__TASK DESCRIPTION__. Without including any pictures, write out the listing below exactly.

__EXERCISE DATA__.
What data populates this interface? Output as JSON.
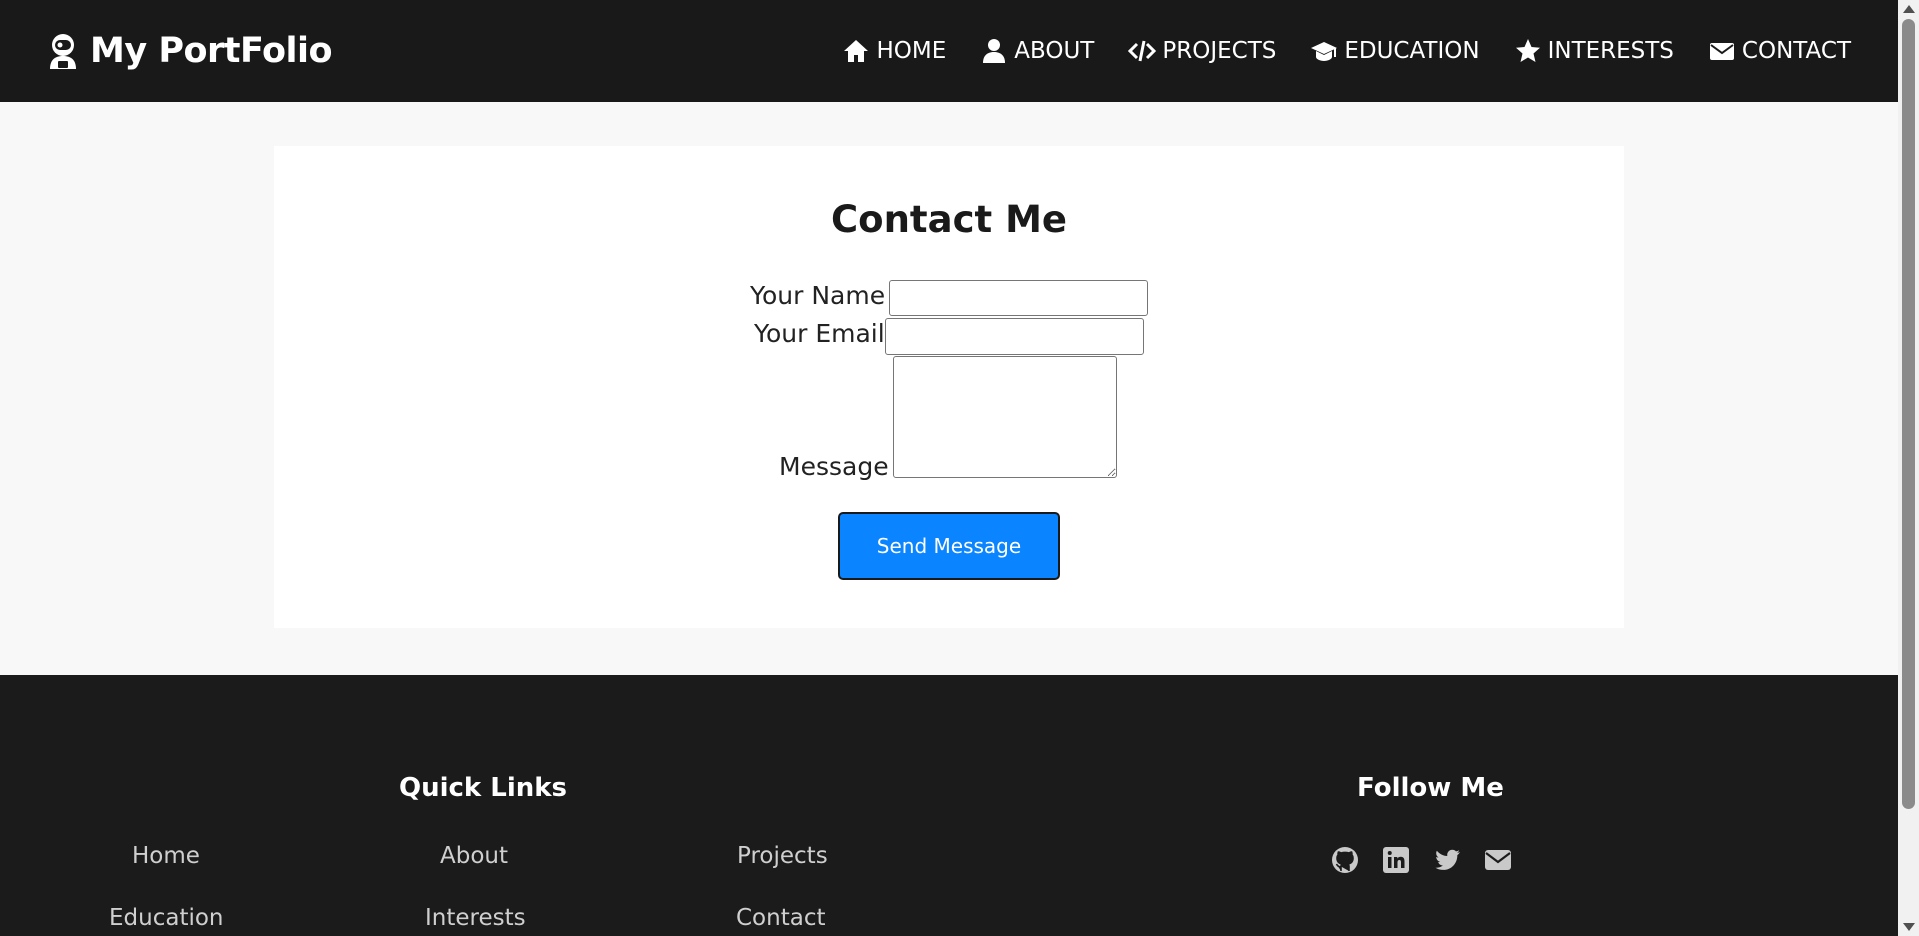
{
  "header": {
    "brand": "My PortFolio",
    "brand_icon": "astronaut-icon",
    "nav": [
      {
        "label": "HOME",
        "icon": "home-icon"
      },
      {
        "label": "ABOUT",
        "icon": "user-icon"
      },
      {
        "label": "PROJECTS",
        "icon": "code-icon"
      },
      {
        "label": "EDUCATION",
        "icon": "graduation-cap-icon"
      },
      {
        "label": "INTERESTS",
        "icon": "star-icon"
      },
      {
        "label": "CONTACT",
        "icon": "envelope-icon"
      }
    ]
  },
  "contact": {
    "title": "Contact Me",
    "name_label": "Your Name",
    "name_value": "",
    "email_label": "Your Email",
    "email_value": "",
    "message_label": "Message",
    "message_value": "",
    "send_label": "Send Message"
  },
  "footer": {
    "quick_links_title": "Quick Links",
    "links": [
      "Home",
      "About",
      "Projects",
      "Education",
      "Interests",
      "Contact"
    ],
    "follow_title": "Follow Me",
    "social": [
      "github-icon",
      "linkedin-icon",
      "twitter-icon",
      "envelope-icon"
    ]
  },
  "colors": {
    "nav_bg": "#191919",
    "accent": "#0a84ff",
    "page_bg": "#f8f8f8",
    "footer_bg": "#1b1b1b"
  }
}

__SOLVED PROBLEM__.
What data populates this interface? Output as JSON.
{
  "header": {
    "brand": "My PortFolio",
    "brand_icon": "astronaut-icon",
    "nav": [
      {
        "label": "HOME",
        "icon": "home-icon"
      },
      {
        "label": "ABOUT",
        "icon": "user-icon"
      },
      {
        "label": "PROJECTS",
        "icon": "code-icon"
      },
      {
        "label": "EDUCATION",
        "icon": "graduation-cap-icon"
      },
      {
        "label": "INTERESTS",
        "icon": "star-icon"
      },
      {
        "label": "CONTACT",
        "icon": "envelope-icon"
      }
    ]
  },
  "contact": {
    "title": "Contact Me",
    "name_label": "Your Name",
    "name_value": "",
    "email_label": "Your Email",
    "email_value": "",
    "message_label": "Message",
    "message_value": "",
    "send_label": "Send Message"
  },
  "footer": {
    "quick_links_title": "Quick Links",
    "links": [
      "Home",
      "About",
      "Projects",
      "Education",
      "Interests",
      "Contact"
    ],
    "follow_title": "Follow Me",
    "social": [
      "github-icon",
      "linkedin-icon",
      "twitter-icon",
      "envelope-icon"
    ]
  },
  "colors": {
    "nav_bg": "#191919",
    "accent": "#0a84ff",
    "page_bg": "#f8f8f8",
    "footer_bg": "#1b1b1b"
  }
}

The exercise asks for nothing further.